===== THE INPUT

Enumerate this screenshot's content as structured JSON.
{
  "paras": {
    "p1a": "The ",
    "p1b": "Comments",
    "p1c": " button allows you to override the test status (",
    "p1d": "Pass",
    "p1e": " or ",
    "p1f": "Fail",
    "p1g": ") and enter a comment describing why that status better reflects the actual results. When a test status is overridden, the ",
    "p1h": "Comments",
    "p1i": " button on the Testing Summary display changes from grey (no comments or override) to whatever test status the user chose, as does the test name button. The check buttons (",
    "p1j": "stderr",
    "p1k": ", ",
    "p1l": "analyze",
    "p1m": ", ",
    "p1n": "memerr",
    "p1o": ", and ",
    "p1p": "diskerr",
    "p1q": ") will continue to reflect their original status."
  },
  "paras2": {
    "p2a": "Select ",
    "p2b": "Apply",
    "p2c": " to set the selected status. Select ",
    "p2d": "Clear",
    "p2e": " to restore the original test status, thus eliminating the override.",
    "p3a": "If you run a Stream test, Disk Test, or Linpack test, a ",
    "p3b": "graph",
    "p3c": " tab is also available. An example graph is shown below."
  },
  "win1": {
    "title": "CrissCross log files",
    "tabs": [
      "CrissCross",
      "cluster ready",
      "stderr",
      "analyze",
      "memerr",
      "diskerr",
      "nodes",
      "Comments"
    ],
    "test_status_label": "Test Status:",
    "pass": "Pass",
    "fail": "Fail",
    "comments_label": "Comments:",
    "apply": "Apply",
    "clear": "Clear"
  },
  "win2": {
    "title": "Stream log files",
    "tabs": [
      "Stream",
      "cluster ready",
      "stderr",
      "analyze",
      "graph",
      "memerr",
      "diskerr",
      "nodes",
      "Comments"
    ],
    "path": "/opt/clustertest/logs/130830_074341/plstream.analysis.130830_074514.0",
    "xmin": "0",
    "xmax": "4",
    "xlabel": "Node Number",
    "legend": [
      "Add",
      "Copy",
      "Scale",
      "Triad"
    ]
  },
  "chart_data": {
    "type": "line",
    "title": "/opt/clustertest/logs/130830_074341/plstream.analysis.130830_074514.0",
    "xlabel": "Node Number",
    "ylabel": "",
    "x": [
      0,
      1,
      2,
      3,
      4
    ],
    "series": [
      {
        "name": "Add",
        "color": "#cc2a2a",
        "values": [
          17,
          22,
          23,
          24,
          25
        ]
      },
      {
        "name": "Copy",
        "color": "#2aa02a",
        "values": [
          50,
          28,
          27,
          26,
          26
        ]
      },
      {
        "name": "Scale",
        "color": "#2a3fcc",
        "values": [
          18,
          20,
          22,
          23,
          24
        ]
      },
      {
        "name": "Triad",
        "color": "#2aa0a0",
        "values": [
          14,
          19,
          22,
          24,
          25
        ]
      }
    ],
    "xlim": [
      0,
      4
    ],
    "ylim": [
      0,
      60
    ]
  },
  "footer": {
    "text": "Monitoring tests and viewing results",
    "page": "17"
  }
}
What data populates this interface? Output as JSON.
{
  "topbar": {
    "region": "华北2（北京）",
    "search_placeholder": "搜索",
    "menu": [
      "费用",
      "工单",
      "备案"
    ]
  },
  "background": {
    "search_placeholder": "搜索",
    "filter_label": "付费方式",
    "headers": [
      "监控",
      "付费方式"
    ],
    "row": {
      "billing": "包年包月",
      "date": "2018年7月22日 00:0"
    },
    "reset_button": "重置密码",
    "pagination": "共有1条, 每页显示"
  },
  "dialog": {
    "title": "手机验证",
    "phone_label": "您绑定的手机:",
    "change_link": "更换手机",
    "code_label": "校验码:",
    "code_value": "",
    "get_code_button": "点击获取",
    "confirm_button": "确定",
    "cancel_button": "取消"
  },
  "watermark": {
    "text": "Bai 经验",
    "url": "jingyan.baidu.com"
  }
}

==========

▸ **GIVEN INSTRUCTION**
Restate the whole listing exactly, leaving out nothing.

▸ **RESULT OF THIS EXERCISE**
Enumerate this screenshot's content as structured JSON.
{
  "paras": {
    "p1a": "The ",
    "p1b": "Comments",
    "p1c": " button allows you to override the test status (",
    "p1d": "Pass",
    "p1e": " or ",
    "p1f": "Fail",
    "p1g": ") and enter a comment describing why that status better reflects the actual results. When a test status is overridden, the ",
    "p1h": "Comments",
    "p1i": " button on the Testing Summary display changes from grey (no comments or override) to whatever test status the user chose, as does the test name button. The check buttons (",
    "p1j": "stderr",
    "p1k": ", ",
    "p1l": "analyze",
    "p1m": ", ",
    "p1n": "memerr",
    "p1o": ", and ",
    "p1p": "diskerr",
    "p1q": ") will continue to reflect their original status."
  },
  "paras2": {
    "p2a": "Select ",
    "p2b": "Apply",
    "p2c": " to set the selected status. Select ",
    "p2d": "Clear",
    "p2e": " to restore the original test status, thus eliminating the override.",
    "p3a": "If you run a Stream test, Disk Test, or Linpack test, a ",
    "p3b": "graph",
    "p3c": " tab is also available. An example graph is shown below."
  },
  "win1": {
    "title": "CrissCross log files",
    "tabs": [
      "CrissCross",
      "cluster ready",
      "stderr",
      "analyze",
      "memerr",
      "diskerr",
      "nodes",
      "Comments"
    ],
    "test_status_label": "Test Status:",
    "pass": "Pass",
    "fail": "Fail",
    "comments_label": "Comments:",
    "apply": "Apply",
    "clear": "Clear"
  },
  "win2": {
    "title": "Stream log files",
    "tabs": [
      "Stream",
      "cluster ready",
      "stderr",
      "analyze",
      "graph",
      "memerr",
      "diskerr",
      "nodes",
      "Comments"
    ],
    "path": "/opt/clustertest/logs/130830_074341/plstream.analysis.130830_074514.0",
    "xmin": "0",
    "xmax": "4",
    "xlabel": "Node Number",
    "legend": [
      "Add",
      "Copy",
      "Scale",
      "Triad"
    ]
  },
  "chart_data": {
    "type": "line",
    "title": "/opt/clustertest/logs/130830_074341/plstream.analysis.130830_074514.0",
    "xlabel": "Node Number",
    "ylabel": "",
    "x": [
      0,
      1,
      2,
      3,
      4
    ],
    "series": [
      {
        "name": "Add",
        "color": "#cc2a2a",
        "values": [
          17,
          22,
          23,
          24,
          25
        ]
      },
      {
        "name": "Copy",
        "color": "#2aa02a",
        "values": [
          50,
          28,
          27,
          26,
          26
        ]
      },
      {
        "name": "Scale",
        "color": "#2a3fcc",
        "values": [
          18,
          20,
          22,
          23,
          24
        ]
      },
      {
        "name": "Triad",
        "color": "#2aa0a0",
        "values": [
          14,
          19,
          22,
          24,
          25
        ]
      }
    ],
    "xlim": [
      0,
      4
    ],
    "ylim": [
      0,
      60
    ]
  },
  "footer": {
    "text": "Monitoring tests and viewing results",
    "page": "17"
  }
}
What data populates this interface? Output as JSON.
{
  "topbar": {
    "region": "华北2（北京）",
    "search_placeholder": "搜索",
    "menu": [
      "费用",
      "工单",
      "备案"
    ]
  },
  "background": {
    "search_placeholder": "搜索",
    "filter_label": "付费方式",
    "headers": [
      "监控",
      "付费方式"
    ],
    "row": {
      "billing": "包年包月",
      "date": "2018年7月22日 00:0"
    },
    "reset_button": "重置密码",
    "pagination": "共有1条, 每页显示"
  },
  "dialog": {
    "title": "手机验证",
    "phone_label": "您绑定的手机:",
    "change_link": "更换手机",
    "code_label": "校验码:",
    "code_value": "",
    "get_code_button": "点击获取",
    "confirm_button": "确定",
    "cancel_button": "取消"
  },
  "watermark": {
    "text": "Bai 经验",
    "url": "jingyan.baidu.com"
  }
}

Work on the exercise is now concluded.